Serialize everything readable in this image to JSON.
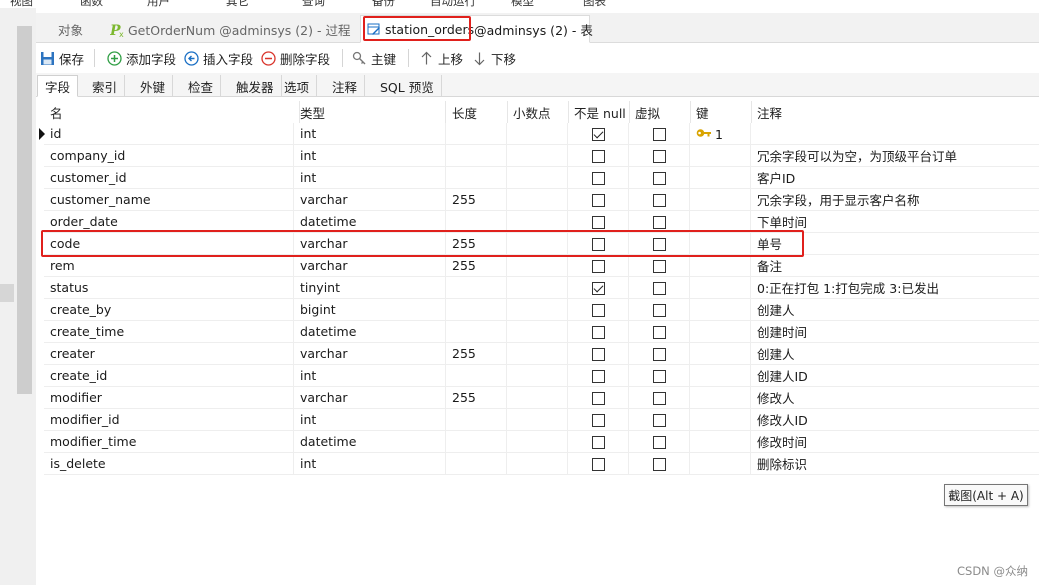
{
  "menu": [
    "视图",
    "函数",
    "用户",
    "其它",
    "查询",
    "备份",
    "自动运行",
    "模型",
    "图表"
  ],
  "tabs": [
    {
      "label": "对象",
      "active": false,
      "icon": "none"
    },
    {
      "label": "GetOrderNum @adminsys (2) - 过程",
      "active": false,
      "icon": "procedure-icon"
    },
    {
      "label": "station_orders",
      "suffix": " @adminsys (2) - 表",
      "active": true,
      "icon": "table-design-icon"
    }
  ],
  "toolbar": {
    "save": "保存",
    "add_field": "添加字段",
    "insert_field": "插入字段",
    "delete_field": "删除字段",
    "primary_key": "主键",
    "move_up": "上移",
    "move_down": "下移"
  },
  "subtabs": [
    "字段",
    "索引",
    "外键",
    "检查",
    "触发器",
    "选项",
    "注释",
    "SQL 预览"
  ],
  "columns": {
    "name": "名",
    "type": "类型",
    "length": "长度",
    "decimals": "小数点",
    "not_null": "不是 null",
    "virtual": "虚拟",
    "key": "键",
    "comment": "注释"
  },
  "rows": [
    {
      "name": "id",
      "type": "int",
      "length": "",
      "not_null": true,
      "virtual": false,
      "key": "1",
      "comment": ""
    },
    {
      "name": "company_id",
      "type": "int",
      "length": "",
      "not_null": false,
      "virtual": false,
      "key": "",
      "comment": "冗余字段可以为空，为顶级平台订单"
    },
    {
      "name": "customer_id",
      "type": "int",
      "length": "",
      "not_null": false,
      "virtual": false,
      "key": "",
      "comment": "客户ID"
    },
    {
      "name": "customer_name",
      "type": "varchar",
      "length": "255",
      "not_null": false,
      "virtual": false,
      "key": "",
      "comment": "冗余字段，用于显示客户名称"
    },
    {
      "name": "order_date",
      "type": "datetime",
      "length": "",
      "not_null": false,
      "virtual": false,
      "key": "",
      "comment": "下单时间"
    },
    {
      "name": "code",
      "type": "varchar",
      "length": "255",
      "not_null": false,
      "virtual": false,
      "key": "",
      "comment": "单号"
    },
    {
      "name": "rem",
      "type": "varchar",
      "length": "255",
      "not_null": false,
      "virtual": false,
      "key": "",
      "comment": "备注"
    },
    {
      "name": "status",
      "type": "tinyint",
      "length": "",
      "not_null": true,
      "virtual": false,
      "key": "",
      "comment": "0:正在打包 1:打包完成 3:已发出"
    },
    {
      "name": "create_by",
      "type": "bigint",
      "length": "",
      "not_null": false,
      "virtual": false,
      "key": "",
      "comment": "创建人"
    },
    {
      "name": "create_time",
      "type": "datetime",
      "length": "",
      "not_null": false,
      "virtual": false,
      "key": "",
      "comment": "创建时间"
    },
    {
      "name": "creater",
      "type": "varchar",
      "length": "255",
      "not_null": false,
      "virtual": false,
      "key": "",
      "comment": "创建人"
    },
    {
      "name": "create_id",
      "type": "int",
      "length": "",
      "not_null": false,
      "virtual": false,
      "key": "",
      "comment": "创建人ID"
    },
    {
      "name": "modifier",
      "type": "varchar",
      "length": "255",
      "not_null": false,
      "virtual": false,
      "key": "",
      "comment": "修改人"
    },
    {
      "name": "modifier_id",
      "type": "int",
      "length": "",
      "not_null": false,
      "virtual": false,
      "key": "",
      "comment": "修改人ID"
    },
    {
      "name": "modifier_time",
      "type": "datetime",
      "length": "",
      "not_null": false,
      "virtual": false,
      "key": "",
      "comment": "修改时间"
    },
    {
      "name": "is_delete",
      "type": "int",
      "length": "",
      "not_null": false,
      "virtual": false,
      "key": "",
      "comment": "删除标识"
    }
  ],
  "tooltip": "截图(Alt + A)",
  "watermark": "CSDN @众纳",
  "colors": {
    "highlight": "#e0201c",
    "accent": "#1a6fc4",
    "key": "#d9a400"
  }
}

→ **Objective**:
Which lines contain "adminsys"? Copy each of them out.

→ **Solution**:
      "label": "GetOrderNum @adminsys (2) - 过程",
      "suffix": " @adminsys (2) - 表",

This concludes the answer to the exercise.